(PROBLEM DETAILS)
Lay out every line of the records as a numbered list, omitting blank lines and the pictures.

(MATERIAL TO PROCESS)
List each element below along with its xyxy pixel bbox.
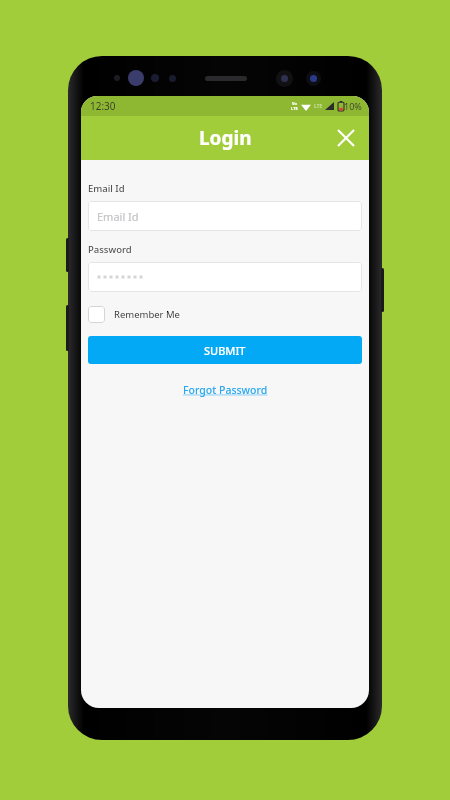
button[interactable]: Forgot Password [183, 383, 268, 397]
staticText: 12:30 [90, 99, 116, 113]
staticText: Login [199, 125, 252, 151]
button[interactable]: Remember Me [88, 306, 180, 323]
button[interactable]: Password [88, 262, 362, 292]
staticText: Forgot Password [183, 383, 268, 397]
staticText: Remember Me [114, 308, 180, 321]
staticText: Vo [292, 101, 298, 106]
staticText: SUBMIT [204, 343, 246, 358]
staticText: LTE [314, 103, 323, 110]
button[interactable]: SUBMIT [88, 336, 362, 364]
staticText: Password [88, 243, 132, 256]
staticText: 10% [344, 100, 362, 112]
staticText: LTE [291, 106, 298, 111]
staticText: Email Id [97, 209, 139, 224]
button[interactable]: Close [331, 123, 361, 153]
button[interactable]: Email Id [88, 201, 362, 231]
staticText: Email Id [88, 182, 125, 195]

(SOLUTION BELOW)
1. List each element below along with its xyxy pixel bbox.
2. button[interactable]: Forgot Password [183, 383, 268, 397]
3. staticText: 12:30 [90, 99, 116, 113]
4. staticText: Login [199, 125, 252, 151]
5. button[interactable]: Remember Me [88, 306, 180, 323]
6. button[interactable]: Password [88, 262, 362, 292]
7. staticText: Forgot Password [183, 383, 268, 397]
8. staticText: Remember Me [114, 308, 180, 321]
9. staticText: Vo [292, 101, 298, 106]
10. staticText: SUBMIT [204, 343, 246, 358]
11. staticText: LTE [314, 103, 323, 110]
12. button[interactable]: SUBMIT [88, 336, 362, 364]
13. staticText: Password [88, 243, 132, 256]
14. staticText: 10% [344, 100, 362, 112]
15. staticText: LTE [291, 106, 298, 111]
16. staticText: Email Id [97, 209, 139, 224]
17. button[interactable]: Close [331, 123, 361, 153]
18. button[interactable]: Email Id [88, 201, 362, 231]
19. staticText: Email Id [88, 182, 125, 195]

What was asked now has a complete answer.